_Exercise brief_
Go through the entries below and count the lines holding the word "Kugellager". Reply with only the number, please.

_Data for this task_
## Start
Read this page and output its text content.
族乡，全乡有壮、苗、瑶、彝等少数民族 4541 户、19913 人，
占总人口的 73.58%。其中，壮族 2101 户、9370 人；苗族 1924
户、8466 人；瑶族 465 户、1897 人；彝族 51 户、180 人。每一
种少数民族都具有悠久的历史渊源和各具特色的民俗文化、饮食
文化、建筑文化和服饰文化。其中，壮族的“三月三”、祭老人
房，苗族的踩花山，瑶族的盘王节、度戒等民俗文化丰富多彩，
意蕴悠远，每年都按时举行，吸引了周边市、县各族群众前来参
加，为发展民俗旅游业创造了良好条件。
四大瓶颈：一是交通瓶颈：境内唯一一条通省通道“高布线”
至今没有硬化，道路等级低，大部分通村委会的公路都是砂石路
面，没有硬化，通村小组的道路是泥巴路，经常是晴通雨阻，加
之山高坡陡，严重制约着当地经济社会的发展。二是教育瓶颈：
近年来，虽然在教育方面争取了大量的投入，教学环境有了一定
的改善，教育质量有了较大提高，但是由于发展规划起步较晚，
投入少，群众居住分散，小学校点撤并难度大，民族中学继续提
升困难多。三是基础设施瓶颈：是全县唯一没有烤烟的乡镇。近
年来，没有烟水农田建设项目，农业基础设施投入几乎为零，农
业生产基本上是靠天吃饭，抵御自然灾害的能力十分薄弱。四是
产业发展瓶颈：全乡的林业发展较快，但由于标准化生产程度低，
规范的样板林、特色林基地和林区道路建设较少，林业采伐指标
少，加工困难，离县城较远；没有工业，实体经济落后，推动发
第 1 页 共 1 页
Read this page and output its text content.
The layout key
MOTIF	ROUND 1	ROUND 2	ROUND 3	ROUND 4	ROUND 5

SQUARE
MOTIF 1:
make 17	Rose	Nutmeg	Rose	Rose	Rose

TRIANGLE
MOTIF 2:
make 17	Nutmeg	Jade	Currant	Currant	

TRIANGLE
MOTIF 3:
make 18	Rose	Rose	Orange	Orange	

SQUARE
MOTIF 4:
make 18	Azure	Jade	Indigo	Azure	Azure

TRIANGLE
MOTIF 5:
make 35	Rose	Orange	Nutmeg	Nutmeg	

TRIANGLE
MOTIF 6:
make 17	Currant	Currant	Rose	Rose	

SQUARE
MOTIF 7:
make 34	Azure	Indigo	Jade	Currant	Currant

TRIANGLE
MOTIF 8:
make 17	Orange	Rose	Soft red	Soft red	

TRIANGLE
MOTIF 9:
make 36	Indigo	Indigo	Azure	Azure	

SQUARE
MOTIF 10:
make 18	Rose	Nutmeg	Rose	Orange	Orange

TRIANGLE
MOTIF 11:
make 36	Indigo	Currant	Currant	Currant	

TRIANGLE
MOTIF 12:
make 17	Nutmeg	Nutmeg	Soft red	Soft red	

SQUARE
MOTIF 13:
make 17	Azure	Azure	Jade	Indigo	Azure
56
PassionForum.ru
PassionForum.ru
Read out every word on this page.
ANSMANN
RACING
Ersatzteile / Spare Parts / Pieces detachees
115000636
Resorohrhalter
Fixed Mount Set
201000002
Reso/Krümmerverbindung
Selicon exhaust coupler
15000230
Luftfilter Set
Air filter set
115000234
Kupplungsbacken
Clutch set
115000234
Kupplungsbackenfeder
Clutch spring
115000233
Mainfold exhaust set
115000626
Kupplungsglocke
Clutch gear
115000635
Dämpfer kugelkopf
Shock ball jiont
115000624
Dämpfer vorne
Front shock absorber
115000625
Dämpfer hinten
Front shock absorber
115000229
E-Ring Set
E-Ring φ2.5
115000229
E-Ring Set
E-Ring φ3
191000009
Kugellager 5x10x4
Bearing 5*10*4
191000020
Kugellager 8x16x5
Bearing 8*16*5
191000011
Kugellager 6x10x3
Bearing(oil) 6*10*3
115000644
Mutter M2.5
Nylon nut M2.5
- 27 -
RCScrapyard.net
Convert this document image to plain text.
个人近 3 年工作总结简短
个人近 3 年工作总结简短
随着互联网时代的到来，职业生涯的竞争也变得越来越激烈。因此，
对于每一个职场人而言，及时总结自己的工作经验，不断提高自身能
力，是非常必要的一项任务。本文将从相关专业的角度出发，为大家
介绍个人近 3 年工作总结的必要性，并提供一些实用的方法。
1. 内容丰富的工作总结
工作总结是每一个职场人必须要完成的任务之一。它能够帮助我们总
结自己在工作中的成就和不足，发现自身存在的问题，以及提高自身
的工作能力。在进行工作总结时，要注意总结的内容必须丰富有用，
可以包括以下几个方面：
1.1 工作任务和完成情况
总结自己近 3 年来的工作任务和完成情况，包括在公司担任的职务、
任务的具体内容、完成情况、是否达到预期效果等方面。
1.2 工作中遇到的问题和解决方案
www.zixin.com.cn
## End
_Full answer_
3